◆ **Data supplied**:
______________________________
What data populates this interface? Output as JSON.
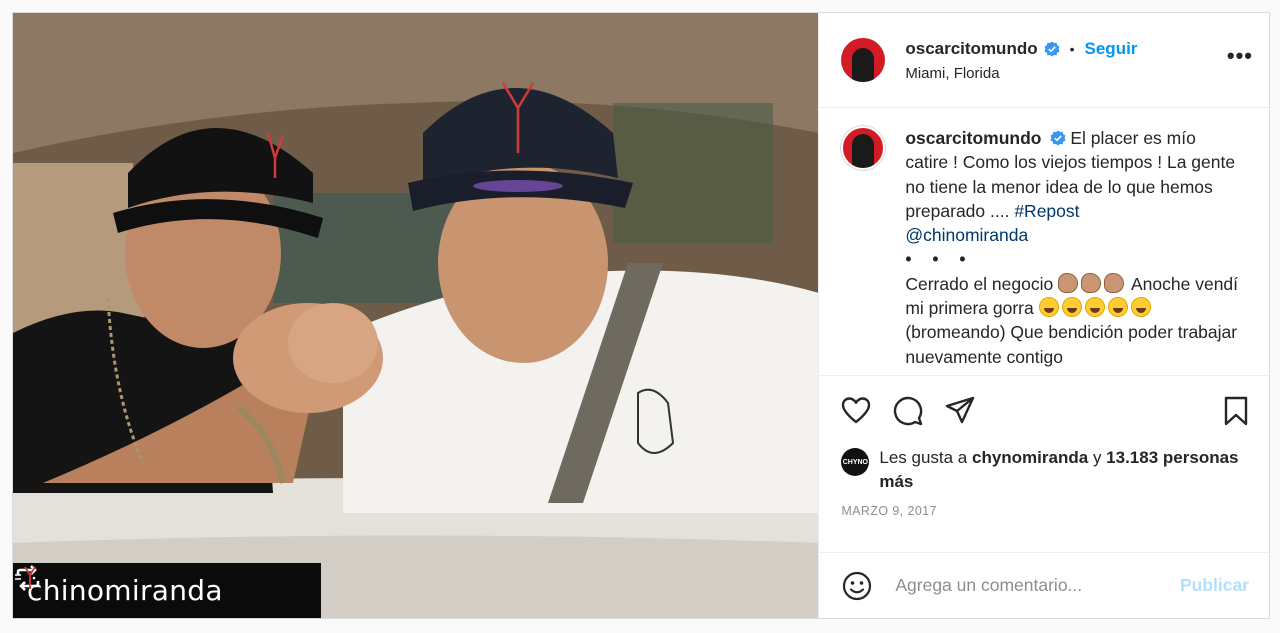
{
  "post": {
    "username": "oscarcitomundo",
    "follow_label": "Seguir",
    "location": "Miami, Florida",
    "more_icon": "more-horizontal-icon",
    "photo": {
      "repost_user": "chinomiranda"
    },
    "caption": {
      "username": "oscarcitomundo",
      "text1": "El placer es mío catire ! Como los viejos tiempos ! La gente no tiene la menor idea de lo que hemos preparado .... ",
      "hashtag": "#Repost",
      "mention": "@chinomiranda",
      "dots": "• • •",
      "text2": "Cerrado el negocio",
      "text3": " Anoche vendí mi primera gorra ",
      "text4": "(bromeando) Que bendición poder trabajar nuevamente contigo"
    },
    "actions": {
      "like_icon": "heart-icon",
      "comment_icon": "comment-icon",
      "share_icon": "share-icon",
      "save_icon": "bookmark-icon"
    },
    "likes": {
      "avatar_label": "CHYNO",
      "prefix": "Les gusta a",
      "user": "chynomiranda",
      "conjunction": "y",
      "count": "13.183",
      "suffix": "personas más"
    },
    "date": "MARZO 9, 2017",
    "comment": {
      "placeholder": "Agrega un comentario...",
      "publish_label": "Publicar"
    }
  },
  "colors": {
    "accent": "#0095f6",
    "publish_disabled": "#b2dffc",
    "avatar_bg": "#d21b24",
    "link": "#00376b"
  }
}
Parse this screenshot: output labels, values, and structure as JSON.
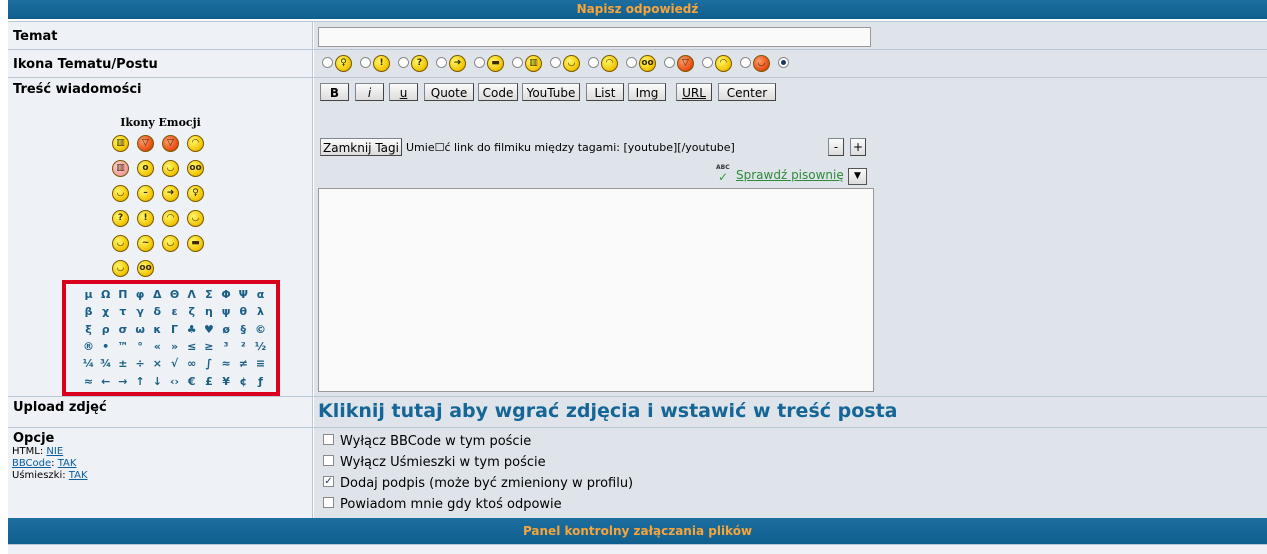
{
  "header": {
    "title": "Napisz odpowiedź"
  },
  "footer": {
    "title": "Panel kontrolny załączania plików"
  },
  "temat": {
    "label": "Temat",
    "value": ""
  },
  "ikona": {
    "label": "Ikona Tematu/Postu",
    "icons": [
      "bulb-smiley-icon",
      "exclaim-smiley-icon",
      "question-smiley-icon",
      "arrow-smiley-icon",
      "cool-smiley-icon",
      "grin-smiley-icon",
      "laugh-smiley-icon",
      "sad-smiley-icon",
      "eek-smiley-icon",
      "evil-smiley-icon",
      "frown-smiley-icon",
      "tongue-smiley-icon"
    ]
  },
  "tresc": {
    "label": "Treść wiadomości",
    "emoticons_title": "Ikony Emocji",
    "buttons": {
      "b": "B",
      "i": "i",
      "u": "u",
      "quote": "Quote",
      "code": "Code",
      "youtube": "YouTube",
      "list": "List",
      "img": "Img",
      "url": "URL",
      "center": "Center"
    },
    "close_tags": "Zamknij Tagi",
    "hint": "Umie☐ć link do filmiku między tagami: [youtube][/youtube]",
    "minus": "-",
    "plus": "+",
    "abc": "ABC",
    "spellcheck": "Sprawdź pisownię",
    "message": "",
    "chars": [
      [
        "μ",
        "Ω",
        "Π",
        "φ",
        "Δ",
        "Θ",
        "Λ",
        "Σ",
        "Φ",
        "Ψ",
        "α"
      ],
      [
        "β",
        "χ",
        "τ",
        "γ",
        "δ",
        "ε",
        "ζ",
        "η",
        "ψ",
        "θ",
        "λ"
      ],
      [
        "ξ",
        "ρ",
        "σ",
        "ω",
        "κ",
        "Γ",
        "♣",
        "♥",
        "ø",
        "§",
        "©"
      ],
      [
        "®",
        "•",
        "™",
        "°",
        "«",
        "»",
        "≤",
        "≥",
        "³",
        "²",
        "½"
      ],
      [
        "¼",
        "¾",
        "±",
        "÷",
        "×",
        "√",
        "∞",
        "∫",
        "≈",
        "≠",
        "≡"
      ],
      [
        "≈",
        "←",
        "→",
        "↑",
        "↓",
        "‹›",
        "€",
        "£",
        "¥",
        "¢",
        "ƒ"
      ]
    ]
  },
  "upload": {
    "label": "Upload zdjęć",
    "link": "Kliknij tutaj aby wgrać zdjęcia i wstawić w treść posta"
  },
  "opcje": {
    "label": "Opcje",
    "html_label": "HTML:",
    "html_value": "NIE",
    "bbcode_label": "BBCode",
    "bbcode_value": "TAK",
    "smilies_label": "Uśmieszki:",
    "smilies_value": "TAK",
    "options": [
      {
        "label": "Wyłącz BBCode w tym poście",
        "checked": false
      },
      {
        "label": "Wyłącz Uśmieszki w tym poście",
        "checked": false
      },
      {
        "label": "Dodaj podpis (może być zmieniony w profilu)",
        "checked": true
      },
      {
        "label": "Powiadom mnie gdy ktoś odpowie",
        "checked": false
      }
    ]
  }
}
______________________________
◆ **Stated problem**:
Your answer should be one number: the count of lines in the data above that include the word "poście".

◆ **Exercise response**:
2